* TASK OBJECTIVE
Copy out every record below, word for word.

[Data items]
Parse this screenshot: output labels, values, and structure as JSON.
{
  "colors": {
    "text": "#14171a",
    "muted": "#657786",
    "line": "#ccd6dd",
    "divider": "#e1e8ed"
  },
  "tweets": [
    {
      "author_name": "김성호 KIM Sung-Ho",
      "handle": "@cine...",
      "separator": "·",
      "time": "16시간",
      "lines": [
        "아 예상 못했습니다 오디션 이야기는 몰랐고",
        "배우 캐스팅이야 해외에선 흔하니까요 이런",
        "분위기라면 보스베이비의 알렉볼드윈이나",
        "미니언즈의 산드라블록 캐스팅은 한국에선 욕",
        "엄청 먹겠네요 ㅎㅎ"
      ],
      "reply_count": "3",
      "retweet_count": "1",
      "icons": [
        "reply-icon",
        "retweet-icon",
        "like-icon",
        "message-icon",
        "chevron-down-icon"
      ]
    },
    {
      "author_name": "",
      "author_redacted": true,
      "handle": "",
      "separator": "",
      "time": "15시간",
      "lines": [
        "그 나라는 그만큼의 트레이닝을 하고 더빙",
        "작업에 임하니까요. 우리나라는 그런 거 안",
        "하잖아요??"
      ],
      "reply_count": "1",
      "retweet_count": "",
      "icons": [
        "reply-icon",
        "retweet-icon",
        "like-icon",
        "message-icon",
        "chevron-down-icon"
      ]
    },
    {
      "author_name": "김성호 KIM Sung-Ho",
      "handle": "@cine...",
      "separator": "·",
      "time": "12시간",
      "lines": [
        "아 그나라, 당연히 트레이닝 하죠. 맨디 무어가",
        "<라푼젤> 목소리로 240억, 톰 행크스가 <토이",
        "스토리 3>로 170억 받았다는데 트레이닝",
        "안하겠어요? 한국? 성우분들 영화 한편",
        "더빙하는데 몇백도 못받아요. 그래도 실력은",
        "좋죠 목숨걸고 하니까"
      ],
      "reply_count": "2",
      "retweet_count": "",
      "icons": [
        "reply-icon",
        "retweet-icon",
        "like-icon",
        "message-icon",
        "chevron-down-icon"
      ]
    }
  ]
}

* TASK SOLUTION
Parse this screenshot: output labels, values, and structure as JSON.
{
  "colors": {
    "text": "#14171a",
    "muted": "#657786",
    "line": "#ccd6dd",
    "divider": "#e1e8ed"
  },
  "tweets": [
    {
      "author_name": "김성호 KIM Sung-Ho",
      "handle": "@cine...",
      "separator": "·",
      "time": "16시간",
      "lines": [
        "아 예상 못했습니다 오디션 이야기는 몰랐고",
        "배우 캐스팅이야 해외에선 흔하니까요 이런",
        "분위기라면 보스베이비의 알렉볼드윈이나",
        "미니언즈의 산드라블록 캐스팅은 한국에선 욕",
        "엄청 먹겠네요 ㅎㅎ"
      ],
      "reply_count": "3",
      "retweet_count": "1",
      "icons": [
        "reply-icon",
        "retweet-icon",
        "like-icon",
        "message-icon",
        "chevron-down-icon"
      ]
    },
    {
      "author_name": "",
      "author_redacted": true,
      "handle": "",
      "separator": "",
      "time": "15시간",
      "lines": [
        "그 나라는 그만큼의 트레이닝을 하고 더빙",
        "작업에 임하니까요. 우리나라는 그런 거 안",
        "하잖아요??"
      ],
      "reply_count": "1",
      "retweet_count": "",
      "icons": [
        "reply-icon",
        "retweet-icon",
        "like-icon",
        "message-icon",
        "chevron-down-icon"
      ]
    },
    {
      "author_name": "김성호 KIM Sung-Ho",
      "handle": "@cine...",
      "separator": "·",
      "time": "12시간",
      "lines": [
        "아 그나라, 당연히 트레이닝 하죠. 맨디 무어가",
        "<라푼젤> 목소리로 240억, 톰 행크스가 <토이",
        "스토리 3>로 170억 받았다는데 트레이닝",
        "안하겠어요? 한국? 성우분들 영화 한편",
        "더빙하는데 몇백도 못받아요. 그래도 실력은",
        "좋죠 목숨걸고 하니까"
      ],
      "reply_count": "2",
      "retweet_count": "",
      "icons": [
        "reply-icon",
        "retweet-icon",
        "like-icon",
        "message-icon",
        "chevron-down-icon"
      ]
    }
  ]
}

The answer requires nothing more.